**What you will do**
Reply with only the number of lines that contain the string "this".

Stored data:

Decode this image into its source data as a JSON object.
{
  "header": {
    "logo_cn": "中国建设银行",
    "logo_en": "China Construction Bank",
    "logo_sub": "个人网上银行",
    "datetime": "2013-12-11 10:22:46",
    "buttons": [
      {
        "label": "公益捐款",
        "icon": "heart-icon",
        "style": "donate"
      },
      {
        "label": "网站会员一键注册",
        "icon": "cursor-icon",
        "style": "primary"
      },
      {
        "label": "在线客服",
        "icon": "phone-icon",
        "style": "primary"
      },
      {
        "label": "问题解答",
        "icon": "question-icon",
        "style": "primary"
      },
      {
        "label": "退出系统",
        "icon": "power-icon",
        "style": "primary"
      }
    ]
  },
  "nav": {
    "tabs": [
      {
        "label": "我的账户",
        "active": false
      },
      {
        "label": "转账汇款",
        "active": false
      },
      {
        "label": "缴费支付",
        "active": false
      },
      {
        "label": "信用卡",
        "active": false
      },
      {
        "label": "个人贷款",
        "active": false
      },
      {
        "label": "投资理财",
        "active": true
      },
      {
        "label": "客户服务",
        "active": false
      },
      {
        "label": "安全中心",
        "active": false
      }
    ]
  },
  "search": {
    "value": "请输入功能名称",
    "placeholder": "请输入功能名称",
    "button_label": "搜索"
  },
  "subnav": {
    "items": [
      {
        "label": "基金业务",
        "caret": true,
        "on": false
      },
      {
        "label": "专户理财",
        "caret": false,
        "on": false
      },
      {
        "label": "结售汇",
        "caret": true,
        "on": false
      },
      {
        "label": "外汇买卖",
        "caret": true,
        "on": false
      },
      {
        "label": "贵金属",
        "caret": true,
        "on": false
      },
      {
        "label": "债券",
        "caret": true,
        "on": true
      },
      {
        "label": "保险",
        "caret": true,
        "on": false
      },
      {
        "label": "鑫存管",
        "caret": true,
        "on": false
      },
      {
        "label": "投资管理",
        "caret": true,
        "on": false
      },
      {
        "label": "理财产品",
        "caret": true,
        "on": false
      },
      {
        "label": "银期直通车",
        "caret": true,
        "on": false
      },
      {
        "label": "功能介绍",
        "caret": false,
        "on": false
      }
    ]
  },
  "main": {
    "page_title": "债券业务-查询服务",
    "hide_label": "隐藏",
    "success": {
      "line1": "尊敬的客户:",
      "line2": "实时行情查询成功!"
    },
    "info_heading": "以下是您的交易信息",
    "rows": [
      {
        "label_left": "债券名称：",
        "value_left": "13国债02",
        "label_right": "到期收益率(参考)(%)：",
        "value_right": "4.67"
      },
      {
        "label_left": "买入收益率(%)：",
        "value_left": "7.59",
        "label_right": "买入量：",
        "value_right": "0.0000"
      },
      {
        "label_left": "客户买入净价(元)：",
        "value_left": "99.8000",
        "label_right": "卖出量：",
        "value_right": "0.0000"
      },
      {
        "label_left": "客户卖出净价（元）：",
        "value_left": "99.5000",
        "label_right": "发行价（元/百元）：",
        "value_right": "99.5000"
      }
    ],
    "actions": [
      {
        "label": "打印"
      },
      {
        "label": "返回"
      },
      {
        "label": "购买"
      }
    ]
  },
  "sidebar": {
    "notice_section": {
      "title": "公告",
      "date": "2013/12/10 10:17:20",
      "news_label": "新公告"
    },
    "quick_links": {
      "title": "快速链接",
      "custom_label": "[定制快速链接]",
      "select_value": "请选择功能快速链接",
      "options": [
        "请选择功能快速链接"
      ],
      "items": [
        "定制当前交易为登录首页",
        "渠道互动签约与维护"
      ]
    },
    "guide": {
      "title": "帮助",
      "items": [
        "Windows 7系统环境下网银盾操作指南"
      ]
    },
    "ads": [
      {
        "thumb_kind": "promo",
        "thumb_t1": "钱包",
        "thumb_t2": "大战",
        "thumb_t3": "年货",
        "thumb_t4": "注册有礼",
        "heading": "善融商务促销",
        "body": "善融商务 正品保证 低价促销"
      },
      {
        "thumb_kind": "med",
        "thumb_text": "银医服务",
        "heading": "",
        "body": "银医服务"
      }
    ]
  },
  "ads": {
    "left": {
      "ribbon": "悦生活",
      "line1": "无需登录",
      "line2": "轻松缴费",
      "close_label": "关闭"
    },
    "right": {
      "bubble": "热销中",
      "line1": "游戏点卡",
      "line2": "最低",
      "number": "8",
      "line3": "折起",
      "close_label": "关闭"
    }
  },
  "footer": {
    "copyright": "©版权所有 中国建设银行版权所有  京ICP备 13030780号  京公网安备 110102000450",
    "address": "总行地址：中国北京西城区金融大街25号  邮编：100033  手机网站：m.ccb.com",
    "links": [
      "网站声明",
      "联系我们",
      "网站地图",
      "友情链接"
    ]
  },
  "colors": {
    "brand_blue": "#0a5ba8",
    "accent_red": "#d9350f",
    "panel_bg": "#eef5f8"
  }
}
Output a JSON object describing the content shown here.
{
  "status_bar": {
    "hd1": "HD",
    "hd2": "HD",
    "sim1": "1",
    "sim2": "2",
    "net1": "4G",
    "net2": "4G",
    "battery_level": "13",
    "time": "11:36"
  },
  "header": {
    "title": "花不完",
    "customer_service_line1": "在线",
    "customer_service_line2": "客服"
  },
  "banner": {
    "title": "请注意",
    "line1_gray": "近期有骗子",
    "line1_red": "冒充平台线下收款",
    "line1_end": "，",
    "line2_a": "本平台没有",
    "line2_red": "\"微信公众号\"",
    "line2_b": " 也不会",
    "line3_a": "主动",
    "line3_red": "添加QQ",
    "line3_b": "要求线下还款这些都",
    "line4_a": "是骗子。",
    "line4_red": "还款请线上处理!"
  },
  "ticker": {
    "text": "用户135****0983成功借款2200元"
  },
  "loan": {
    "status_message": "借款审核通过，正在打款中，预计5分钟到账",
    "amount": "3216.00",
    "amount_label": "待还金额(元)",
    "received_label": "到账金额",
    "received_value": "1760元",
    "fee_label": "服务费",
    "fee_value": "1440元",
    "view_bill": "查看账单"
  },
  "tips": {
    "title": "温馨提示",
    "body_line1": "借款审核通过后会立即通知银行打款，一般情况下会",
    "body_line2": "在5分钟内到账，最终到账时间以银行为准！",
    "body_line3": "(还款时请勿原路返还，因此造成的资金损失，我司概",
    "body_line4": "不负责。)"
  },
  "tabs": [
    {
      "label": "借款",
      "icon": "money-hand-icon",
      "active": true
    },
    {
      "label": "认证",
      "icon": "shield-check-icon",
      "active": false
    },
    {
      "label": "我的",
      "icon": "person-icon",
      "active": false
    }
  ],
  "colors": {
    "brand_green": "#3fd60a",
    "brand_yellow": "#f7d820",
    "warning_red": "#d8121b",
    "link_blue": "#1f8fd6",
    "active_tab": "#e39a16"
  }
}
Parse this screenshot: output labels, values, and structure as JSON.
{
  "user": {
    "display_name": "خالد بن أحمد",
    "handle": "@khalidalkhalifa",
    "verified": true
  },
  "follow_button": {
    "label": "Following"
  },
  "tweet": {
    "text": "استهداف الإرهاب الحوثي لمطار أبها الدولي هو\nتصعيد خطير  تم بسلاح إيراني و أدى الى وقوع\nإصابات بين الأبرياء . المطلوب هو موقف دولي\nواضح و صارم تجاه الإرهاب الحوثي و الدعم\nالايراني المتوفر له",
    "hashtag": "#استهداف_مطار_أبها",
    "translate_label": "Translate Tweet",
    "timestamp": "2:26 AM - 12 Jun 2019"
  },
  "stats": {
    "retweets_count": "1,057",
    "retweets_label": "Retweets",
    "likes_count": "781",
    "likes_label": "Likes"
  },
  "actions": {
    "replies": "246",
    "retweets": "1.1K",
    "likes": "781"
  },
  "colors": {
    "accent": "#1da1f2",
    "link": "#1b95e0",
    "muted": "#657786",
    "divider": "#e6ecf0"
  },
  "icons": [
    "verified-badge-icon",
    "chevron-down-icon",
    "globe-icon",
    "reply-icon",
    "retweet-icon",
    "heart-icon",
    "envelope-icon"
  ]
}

**Full response**
2